## BEGIN Listing
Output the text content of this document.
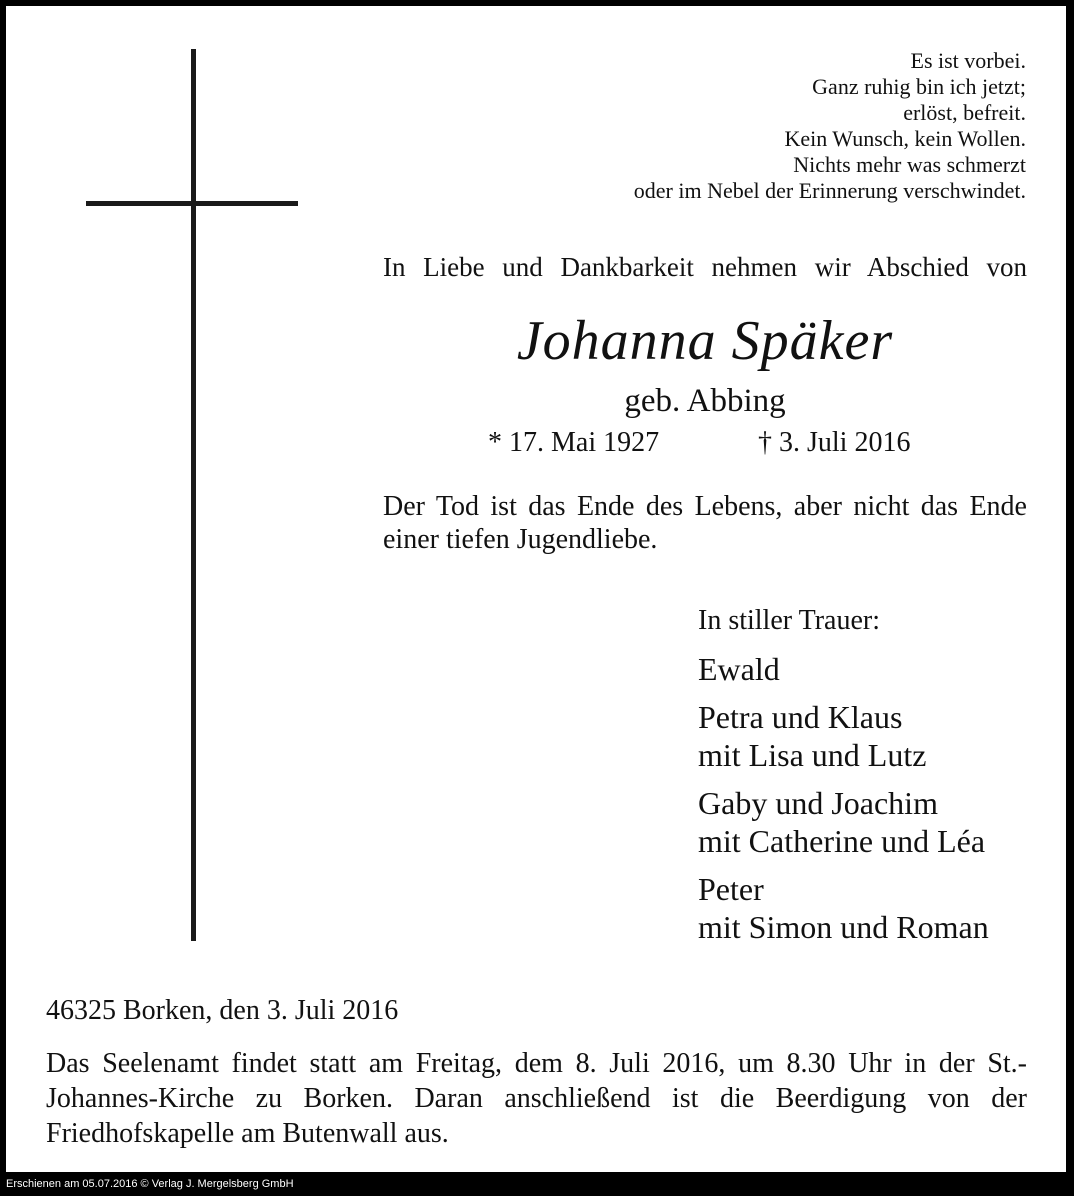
Es ist vorbei.
Ganz ruhig bin ich jetzt;
erlöst, befreit.
Kein Wunsch, kein Wollen.
Nichts mehr was schmerzt
oder im Nebel der Erinnerung verschwindet.
In Liebe und Dankbarkeit nehmen wir Abschied von
Johanna Späker
geb. Abbing
* 17. Mai 1927	† 3. Juli 2016
Der Tod ist das Ende des Lebens, aber nicht das Ende einer tiefen Jugendliebe.
In stiller Trauer:
Ewald
Petra und Klaus
mit Lisa und Lutz
Gaby und Joachim
mit Catherine und Léa
Peter
mit Simon und Roman
46325 Borken, den 3. Juli 2016
Das Seelenamt findet statt am Freitag, dem 8. Juli 2016, um 8.30 Uhr in der St.-Johannes-Kirche zu Borken. Daran anschließend ist die Beerdigung von der Friedhofskapelle am Butenwall aus.
Erschienen am 05.07.2016 © Verlag J. Mergelsberg GmbH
## END Listing
- To do
Transcribe all the lines above exactly, apart from the pictures.

- Final answer
Output the text content of this document.
Es ist vorbei.
Ganz ruhig bin ich jetzt;
erlöst, befreit.
Kein Wunsch, kein Wollen.
Nichts mehr was schmerzt
oder im Nebel der Erinnerung verschwindet.
In Liebe und Dankbarkeit nehmen wir Abschied von
Johanna Späker
geb. Abbing
* 17. Mai 1927	† 3. Juli 2016
Der Tod ist das Ende des Lebens, aber nicht das Ende einer tiefen Jugendliebe.
In stiller Trauer:
Ewald
Petra und Klaus
mit Lisa und Lutz
Gaby und Joachim
mit Catherine und Léa
Peter
mit Simon und Roman
46325 Borken, den 3. Juli 2016
Das Seelenamt findet statt am Freitag, dem 8. Juli 2016, um 8.30 Uhr in der St.-Johannes-Kirche zu Borken. Daran anschließend ist die Beerdigung von der Friedhofskapelle am Butenwall aus.
Erschienen am 05.07.2016 © Verlag J. Mergelsberg GmbH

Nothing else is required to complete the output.